Items from a dataset
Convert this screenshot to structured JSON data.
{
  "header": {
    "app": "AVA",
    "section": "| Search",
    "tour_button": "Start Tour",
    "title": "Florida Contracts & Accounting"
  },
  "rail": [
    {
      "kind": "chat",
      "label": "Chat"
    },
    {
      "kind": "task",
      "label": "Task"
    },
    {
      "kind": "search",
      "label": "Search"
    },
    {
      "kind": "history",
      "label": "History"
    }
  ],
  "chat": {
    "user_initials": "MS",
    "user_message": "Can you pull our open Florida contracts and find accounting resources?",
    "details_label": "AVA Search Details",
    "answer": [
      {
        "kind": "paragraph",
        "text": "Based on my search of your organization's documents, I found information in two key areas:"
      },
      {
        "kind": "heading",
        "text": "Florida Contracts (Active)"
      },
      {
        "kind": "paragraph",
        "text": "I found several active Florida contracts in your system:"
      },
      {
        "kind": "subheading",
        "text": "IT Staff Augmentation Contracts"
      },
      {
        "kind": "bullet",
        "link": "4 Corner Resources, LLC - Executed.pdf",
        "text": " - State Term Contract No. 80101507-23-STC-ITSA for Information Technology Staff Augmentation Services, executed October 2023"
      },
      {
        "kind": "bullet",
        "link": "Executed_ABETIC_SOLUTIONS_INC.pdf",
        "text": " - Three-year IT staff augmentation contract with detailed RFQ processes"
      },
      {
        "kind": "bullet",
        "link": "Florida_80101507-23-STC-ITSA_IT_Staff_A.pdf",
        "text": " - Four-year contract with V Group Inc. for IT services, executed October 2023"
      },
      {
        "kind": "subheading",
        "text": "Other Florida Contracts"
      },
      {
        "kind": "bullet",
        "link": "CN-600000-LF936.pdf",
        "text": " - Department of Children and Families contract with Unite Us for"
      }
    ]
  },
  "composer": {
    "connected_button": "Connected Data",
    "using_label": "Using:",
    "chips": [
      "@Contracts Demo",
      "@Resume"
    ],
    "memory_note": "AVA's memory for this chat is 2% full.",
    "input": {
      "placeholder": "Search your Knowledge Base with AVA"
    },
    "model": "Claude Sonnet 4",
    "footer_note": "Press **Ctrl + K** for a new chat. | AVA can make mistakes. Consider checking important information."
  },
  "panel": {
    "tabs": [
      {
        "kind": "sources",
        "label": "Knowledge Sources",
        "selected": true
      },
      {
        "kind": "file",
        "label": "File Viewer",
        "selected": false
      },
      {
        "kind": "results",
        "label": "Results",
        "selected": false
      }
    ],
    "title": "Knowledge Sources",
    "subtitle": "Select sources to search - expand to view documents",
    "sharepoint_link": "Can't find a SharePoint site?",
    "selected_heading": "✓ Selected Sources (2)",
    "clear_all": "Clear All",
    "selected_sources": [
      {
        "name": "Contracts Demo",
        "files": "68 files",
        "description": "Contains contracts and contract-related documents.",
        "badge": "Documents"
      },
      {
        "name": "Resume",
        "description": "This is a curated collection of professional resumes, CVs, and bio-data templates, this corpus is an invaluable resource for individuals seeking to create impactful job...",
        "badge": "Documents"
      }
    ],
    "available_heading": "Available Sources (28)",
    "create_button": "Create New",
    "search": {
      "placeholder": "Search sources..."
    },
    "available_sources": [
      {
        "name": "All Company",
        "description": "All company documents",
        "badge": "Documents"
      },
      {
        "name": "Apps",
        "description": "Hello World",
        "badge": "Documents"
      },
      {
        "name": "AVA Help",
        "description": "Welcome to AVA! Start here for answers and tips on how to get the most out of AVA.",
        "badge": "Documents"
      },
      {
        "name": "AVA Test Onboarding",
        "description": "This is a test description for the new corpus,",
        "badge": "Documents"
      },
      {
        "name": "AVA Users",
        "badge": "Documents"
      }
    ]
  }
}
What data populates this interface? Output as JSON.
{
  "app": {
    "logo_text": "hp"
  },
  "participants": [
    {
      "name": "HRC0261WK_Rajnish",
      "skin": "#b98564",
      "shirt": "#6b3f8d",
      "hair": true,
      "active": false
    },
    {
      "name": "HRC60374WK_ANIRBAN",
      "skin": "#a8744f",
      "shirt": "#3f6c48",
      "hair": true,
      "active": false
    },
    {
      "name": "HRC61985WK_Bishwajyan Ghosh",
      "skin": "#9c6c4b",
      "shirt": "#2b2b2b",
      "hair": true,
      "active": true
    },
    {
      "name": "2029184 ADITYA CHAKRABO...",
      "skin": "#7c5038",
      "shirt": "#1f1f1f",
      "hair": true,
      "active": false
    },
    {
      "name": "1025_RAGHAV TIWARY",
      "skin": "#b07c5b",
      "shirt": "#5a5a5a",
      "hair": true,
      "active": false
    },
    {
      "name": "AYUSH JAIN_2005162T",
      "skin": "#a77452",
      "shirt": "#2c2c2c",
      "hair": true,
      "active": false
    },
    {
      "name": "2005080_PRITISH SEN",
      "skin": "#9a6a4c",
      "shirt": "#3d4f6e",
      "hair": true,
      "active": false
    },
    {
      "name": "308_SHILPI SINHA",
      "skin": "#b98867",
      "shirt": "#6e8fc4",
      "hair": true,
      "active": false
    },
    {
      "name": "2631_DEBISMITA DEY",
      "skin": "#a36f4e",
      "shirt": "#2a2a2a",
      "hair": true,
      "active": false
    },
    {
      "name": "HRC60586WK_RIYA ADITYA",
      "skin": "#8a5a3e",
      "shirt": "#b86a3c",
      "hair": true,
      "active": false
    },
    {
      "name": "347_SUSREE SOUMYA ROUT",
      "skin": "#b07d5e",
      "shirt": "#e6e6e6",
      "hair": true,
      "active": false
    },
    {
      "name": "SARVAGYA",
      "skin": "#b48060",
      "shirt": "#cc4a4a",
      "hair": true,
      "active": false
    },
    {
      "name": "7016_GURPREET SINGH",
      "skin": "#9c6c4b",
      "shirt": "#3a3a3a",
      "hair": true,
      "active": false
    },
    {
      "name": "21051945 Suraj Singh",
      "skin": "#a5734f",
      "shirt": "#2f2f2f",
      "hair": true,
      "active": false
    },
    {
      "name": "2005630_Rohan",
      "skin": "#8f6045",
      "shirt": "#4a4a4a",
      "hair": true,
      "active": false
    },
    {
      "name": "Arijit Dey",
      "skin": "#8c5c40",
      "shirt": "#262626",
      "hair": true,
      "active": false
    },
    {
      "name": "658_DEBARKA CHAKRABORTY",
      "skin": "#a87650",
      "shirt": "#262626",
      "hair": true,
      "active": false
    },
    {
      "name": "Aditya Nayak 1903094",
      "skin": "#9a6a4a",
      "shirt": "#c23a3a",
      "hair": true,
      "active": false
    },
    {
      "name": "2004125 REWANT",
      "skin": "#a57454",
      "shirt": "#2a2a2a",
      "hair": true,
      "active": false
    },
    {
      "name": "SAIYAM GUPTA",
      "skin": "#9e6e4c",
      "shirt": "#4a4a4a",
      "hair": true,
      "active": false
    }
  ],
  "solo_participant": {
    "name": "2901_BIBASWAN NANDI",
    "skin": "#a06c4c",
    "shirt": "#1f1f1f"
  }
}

Work to do ▸ Among the entries above, how many lines hold the string "placeholder"? Give the number by itself.

Full output ▸ 2